(Objective) Leave out the pictures and repeat everything else in the records exactly.

(Data entries for graphics)
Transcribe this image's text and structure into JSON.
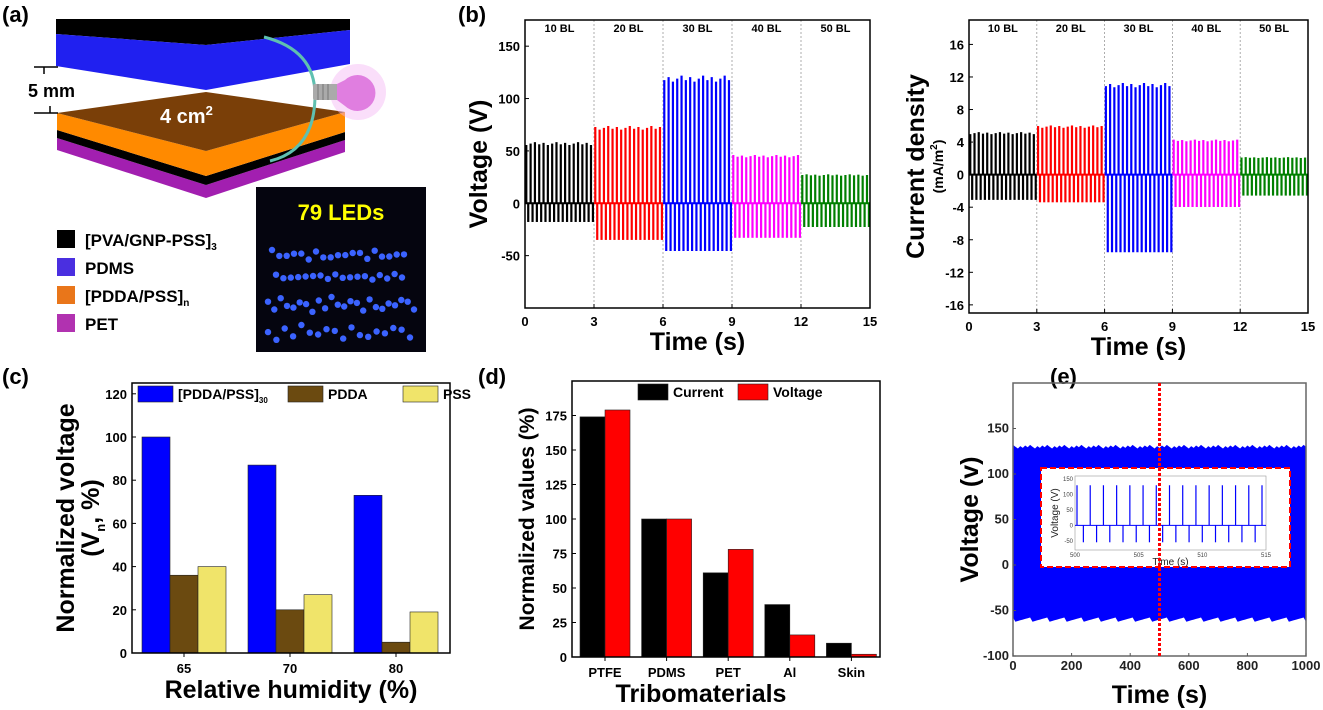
{
  "panel_labels": {
    "a": "(a)",
    "b": "(b)",
    "c": "(c)",
    "d": "(d)",
    "e": "(e)"
  },
  "panel_a": {
    "gap_label": "5 mm",
    "area_label": "4 cm",
    "area_sup": "2",
    "led_caption": "79 LEDs",
    "led_count": 79,
    "legend": [
      {
        "label": "[PVA/GNP-PSS]",
        "sub": "3",
        "color": "#000000"
      },
      {
        "label": "PDMS",
        "sub": "",
        "color": "#4a2fe0"
      },
      {
        "label": "[PDDA/PSS]",
        "sub": "n",
        "color": "#e9761a"
      },
      {
        "label": "PET",
        "sub": "",
        "color": "#b132b0"
      }
    ],
    "colors": {
      "pdms": "#2020f0",
      "electrode": "#000000",
      "pdda_top": "#7a3f08",
      "pdda_side": "#ff8a00",
      "pet": "#a21fb0",
      "wire": "#5fc0b0",
      "bulb": "#e07ee0",
      "led_panel": "#05050f",
      "led": "#3b63ff",
      "led_text": "#ffff00"
    }
  },
  "chart_data": [
    {
      "id": "b-voltage",
      "type": "line",
      "title": "",
      "xlabel": "Time (s)",
      "ylabel": "Voltage (V)",
      "xlim": [
        0,
        15
      ],
      "ylim": [
        -100,
        175
      ],
      "xticks": [
        0,
        3,
        6,
        9,
        12,
        15
      ],
      "yticks": [
        -50,
        0,
        50,
        100,
        150
      ],
      "segment_boundaries": [
        3,
        6,
        9,
        12
      ],
      "pulses_per_segment": 16,
      "series": [
        {
          "name": "10 BL",
          "x_range": [
            0,
            3
          ],
          "color": "#000000",
          "peak_pos": 57,
          "peak_neg": -19
        },
        {
          "name": "20 BL",
          "x_range": [
            3,
            6
          ],
          "color": "#ff0000",
          "peak_pos": 72,
          "peak_neg": -35
        },
        {
          "name": "30 BL",
          "x_range": [
            6,
            9
          ],
          "color": "#0000ff",
          "peak_pos": 119,
          "peak_neg": -43
        },
        {
          "name": "40 BL",
          "x_range": [
            9,
            12
          ],
          "color": "#ff00ff",
          "peak_pos": 45,
          "peak_neg": -34
        },
        {
          "name": "50 BL",
          "x_range": [
            12,
            15
          ],
          "color": "#008000",
          "peak_pos": 27,
          "peak_neg": -22
        }
      ]
    },
    {
      "id": "b-current",
      "type": "line",
      "title": "",
      "xlabel": "Time (s)",
      "ylabel": "Current density",
      "ylabel_unit": "(mA/m",
      "ylabel_unit_sup": "2",
      "ylabel_unit_end": ")",
      "xlim": [
        0,
        15
      ],
      "ylim": [
        -17,
        19
      ],
      "xticks": [
        0,
        3,
        6,
        9,
        12,
        15
      ],
      "yticks": [
        -16,
        -12,
        -8,
        -4,
        0,
        4,
        8,
        12,
        16
      ],
      "segment_boundaries": [
        3,
        6,
        9,
        12
      ],
      "pulses_per_segment": 16,
      "series": [
        {
          "name": "10 BL",
          "x_range": [
            0,
            3
          ],
          "color": "#000000",
          "peak_pos": 5.1,
          "peak_neg": -3.3
        },
        {
          "name": "20 BL",
          "x_range": [
            3,
            6
          ],
          "color": "#ff0000",
          "peak_pos": 5.9,
          "peak_neg": -3.4
        },
        {
          "name": "30 BL",
          "x_range": [
            6,
            9
          ],
          "color": "#0000ff",
          "peak_pos": 11.0,
          "peak_neg": -9.0
        },
        {
          "name": "40 BL",
          "x_range": [
            9,
            12
          ],
          "color": "#ff00ff",
          "peak_pos": 4.2,
          "peak_neg": -4.1
        },
        {
          "name": "50 BL",
          "x_range": [
            12,
            15
          ],
          "color": "#008000",
          "peak_pos": 2.1,
          "peak_neg": -2.5
        }
      ]
    },
    {
      "id": "c-humidity",
      "type": "bar",
      "title": "",
      "xlabel": "Relative humidity (%)",
      "ylabel": "Normalized voltage",
      "ylabel_line2": "(V",
      "ylabel_line2_sub": "n",
      "ylabel_line2_end": ", %)",
      "categories": [
        "65",
        "70",
        "80"
      ],
      "ylim": [
        0,
        125
      ],
      "yticks": [
        0,
        20,
        40,
        60,
        80,
        100,
        120
      ],
      "legend_position": "top",
      "series": [
        {
          "name": "[PDDA/PSS]",
          "name_sub": "30",
          "color": "#0000ff",
          "values": [
            100,
            87,
            73
          ]
        },
        {
          "name": "PDDA",
          "name_sub": "",
          "color": "#6b4a10",
          "values": [
            36,
            20,
            5
          ]
        },
        {
          "name": "PSS",
          "name_sub": "",
          "color": "#f0e46a",
          "values": [
            40,
            27,
            19
          ]
        }
      ]
    },
    {
      "id": "d-tribomaterials",
      "type": "bar",
      "title": "",
      "xlabel": "Tribomaterials",
      "ylabel": "Normalized values (%)",
      "categories": [
        "PTFE",
        "PDMS",
        "PET",
        "Al",
        "Skin"
      ],
      "ylim": [
        0,
        200
      ],
      "yticks": [
        0,
        25,
        50,
        75,
        100,
        125,
        150,
        175
      ],
      "legend_position": "top",
      "series": [
        {
          "name": "Current",
          "color": "#000000",
          "values": [
            174,
            100,
            61,
            38,
            10
          ]
        },
        {
          "name": "Voltage",
          "color": "#ff0000",
          "values": [
            179,
            100,
            78,
            16,
            2
          ]
        }
      ]
    },
    {
      "id": "e-durability",
      "type": "area",
      "title": "",
      "xlabel": "Time (s)",
      "ylabel": "Voltage (v)",
      "xlim": [
        0,
        1000
      ],
      "ylim": [
        -100,
        200
      ],
      "xticks": [
        0,
        200,
        400,
        600,
        800,
        1000
      ],
      "yticks": [
        -100,
        -50,
        0,
        50,
        100,
        150
      ],
      "envelope_upper": 130,
      "envelope_lower": -60,
      "marker_line_x": 500,
      "color": "#0000ff",
      "marker_color": "#ff0000",
      "inset": {
        "xlabel": "Time (s)",
        "ylabel": "Voltage (V)",
        "xticks": [
          "500",
          "505",
          "510",
          "515"
        ],
        "yticks": [
          "-50",
          "0",
          "50",
          "100",
          "150"
        ],
        "ylim": [
          -80,
          160
        ],
        "pulse_count": 15,
        "peak_pos": 130,
        "peak_neg": -55
      }
    }
  ]
}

(Reply)
Transcribe this image's text and structure into JSON.
{
  "panel_labels": {
    "a": "(a)",
    "b": "(b)",
    "c": "(c)",
    "d": "(d)",
    "e": "(e)"
  },
  "panel_a": {
    "gap_label": "5 mm",
    "area_label": "4 cm",
    "area_sup": "2",
    "led_caption": "79 LEDs",
    "led_count": 79,
    "legend": [
      {
        "label": "[PVA/GNP-PSS]",
        "sub": "3",
        "color": "#000000"
      },
      {
        "label": "PDMS",
        "sub": "",
        "color": "#4a2fe0"
      },
      {
        "label": "[PDDA/PSS]",
        "sub": "n",
        "color": "#e9761a"
      },
      {
        "label": "PET",
        "sub": "",
        "color": "#b132b0"
      }
    ],
    "colors": {
      "pdms": "#2020f0",
      "electrode": "#000000",
      "pdda_top": "#7a3f08",
      "pdda_side": "#ff8a00",
      "pet": "#a21fb0",
      "wire": "#5fc0b0",
      "bulb": "#e07ee0",
      "led_panel": "#05050f",
      "led": "#3b63ff",
      "led_text": "#ffff00"
    }
  },
  "chart_data": [
    {
      "id": "b-voltage",
      "type": "line",
      "title": "",
      "xlabel": "Time (s)",
      "ylabel": "Voltage (V)",
      "xlim": [
        0,
        15
      ],
      "ylim": [
        -100,
        175
      ],
      "xticks": [
        0,
        3,
        6,
        9,
        12,
        15
      ],
      "yticks": [
        -50,
        0,
        50,
        100,
        150
      ],
      "segment_boundaries": [
        3,
        6,
        9,
        12
      ],
      "pulses_per_segment": 16,
      "series": [
        {
          "name": "10 BL",
          "x_range": [
            0,
            3
          ],
          "color": "#000000",
          "peak_pos": 57,
          "peak_neg": -19
        },
        {
          "name": "20 BL",
          "x_range": [
            3,
            6
          ],
          "color": "#ff0000",
          "peak_pos": 72,
          "peak_neg": -35
        },
        {
          "name": "30 BL",
          "x_range": [
            6,
            9
          ],
          "color": "#0000ff",
          "peak_pos": 119,
          "peak_neg": -43
        },
        {
          "name": "40 BL",
          "x_range": [
            9,
            12
          ],
          "color": "#ff00ff",
          "peak_pos": 45,
          "peak_neg": -34
        },
        {
          "name": "50 BL",
          "x_range": [
            12,
            15
          ],
          "color": "#008000",
          "peak_pos": 27,
          "peak_neg": -22
        }
      ]
    },
    {
      "id": "b-current",
      "type": "line",
      "title": "",
      "xlabel": "Time (s)",
      "ylabel": "Current density",
      "ylabel_unit": "(mA/m",
      "ylabel_unit_sup": "2",
      "ylabel_unit_end": ")",
      "xlim": [
        0,
        15
      ],
      "ylim": [
        -17,
        19
      ],
      "xticks": [
        0,
        3,
        6,
        9,
        12,
        15
      ],
      "yticks": [
        -16,
        -12,
        -8,
        -4,
        0,
        4,
        8,
        12,
        16
      ],
      "segment_boundaries": [
        3,
        6,
        9,
        12
      ],
      "pulses_per_segment": 16,
      "series": [
        {
          "name": "10 BL",
          "x_range": [
            0,
            3
          ],
          "color": "#000000",
          "peak_pos": 5.1,
          "peak_neg": -3.3
        },
        {
          "name": "20 BL",
          "x_range": [
            3,
            6
          ],
          "color": "#ff0000",
          "peak_pos": 5.9,
          "peak_neg": -3.4
        },
        {
          "name": "30 BL",
          "x_range": [
            6,
            9
          ],
          "color": "#0000ff",
          "peak_pos": 11.0,
          "peak_neg": -9.0
        },
        {
          "name": "40 BL",
          "x_range": [
            9,
            12
          ],
          "color": "#ff00ff",
          "peak_pos": 4.2,
          "peak_neg": -4.1
        },
        {
          "name": "50 BL",
          "x_range": [
            12,
            15
          ],
          "color": "#008000",
          "peak_pos": 2.1,
          "peak_neg": -2.5
        }
      ]
    },
    {
      "id": "c-humidity",
      "type": "bar",
      "title": "",
      "xlabel": "Relative humidity (%)",
      "ylabel": "Normalized voltage",
      "ylabel_line2": "(V",
      "ylabel_line2_sub": "n",
      "ylabel_line2_end": ", %)",
      "categories": [
        "65",
        "70",
        "80"
      ],
      "ylim": [
        0,
        125
      ],
      "yticks": [
        0,
        20,
        40,
        60,
        80,
        100,
        120
      ],
      "legend_position": "top",
      "series": [
        {
          "name": "[PDDA/PSS]",
          "name_sub": "30",
          "color": "#0000ff",
          "values": [
            100,
            87,
            73
          ]
        },
        {
          "name": "PDDA",
          "name_sub": "",
          "color": "#6b4a10",
          "values": [
            36,
            20,
            5
          ]
        },
        {
          "name": "PSS",
          "name_sub": "",
          "color": "#f0e46a",
          "values": [
            40,
            27,
            19
          ]
        }
      ]
    },
    {
      "id": "d-tribomaterials",
      "type": "bar",
      "title": "",
      "xlabel": "Tribomaterials",
      "ylabel": "Normalized values (%)",
      "categories": [
        "PTFE",
        "PDMS",
        "PET",
        "Al",
        "Skin"
      ],
      "ylim": [
        0,
        200
      ],
      "yticks": [
        0,
        25,
        50,
        75,
        100,
        125,
        150,
        175
      ],
      "legend_position": "top",
      "series": [
        {
          "name": "Current",
          "color": "#000000",
          "values": [
            174,
            100,
            61,
            38,
            10
          ]
        },
        {
          "name": "Voltage",
          "color": "#ff0000",
          "values": [
            179,
            100,
            78,
            16,
            2
          ]
        }
      ]
    },
    {
      "id": "e-durability",
      "type": "area",
      "title": "",
      "xlabel": "Time (s)",
      "ylabel": "Voltage (v)",
      "xlim": [
        0,
        1000
      ],
      "ylim": [
        -100,
        200
      ],
      "xticks": [
        0,
        200,
        400,
        600,
        800,
        1000
      ],
      "yticks": [
        -100,
        -50,
        0,
        50,
        100,
        150
      ],
      "envelope_upper": 130,
      "envelope_lower": -60,
      "marker_line_x": 500,
      "color": "#0000ff",
      "marker_color": "#ff0000",
      "inset": {
        "xlabel": "Time (s)",
        "ylabel": "Voltage (V)",
        "xticks": [
          "500",
          "505",
          "510",
          "515"
        ],
        "yticks": [
          "-50",
          "0",
          "50",
          "100",
          "150"
        ],
        "ylim": [
          -80,
          160
        ],
        "pulse_count": 15,
        "peak_pos": 130,
        "peak_neg": -55
      }
    }
  ]
}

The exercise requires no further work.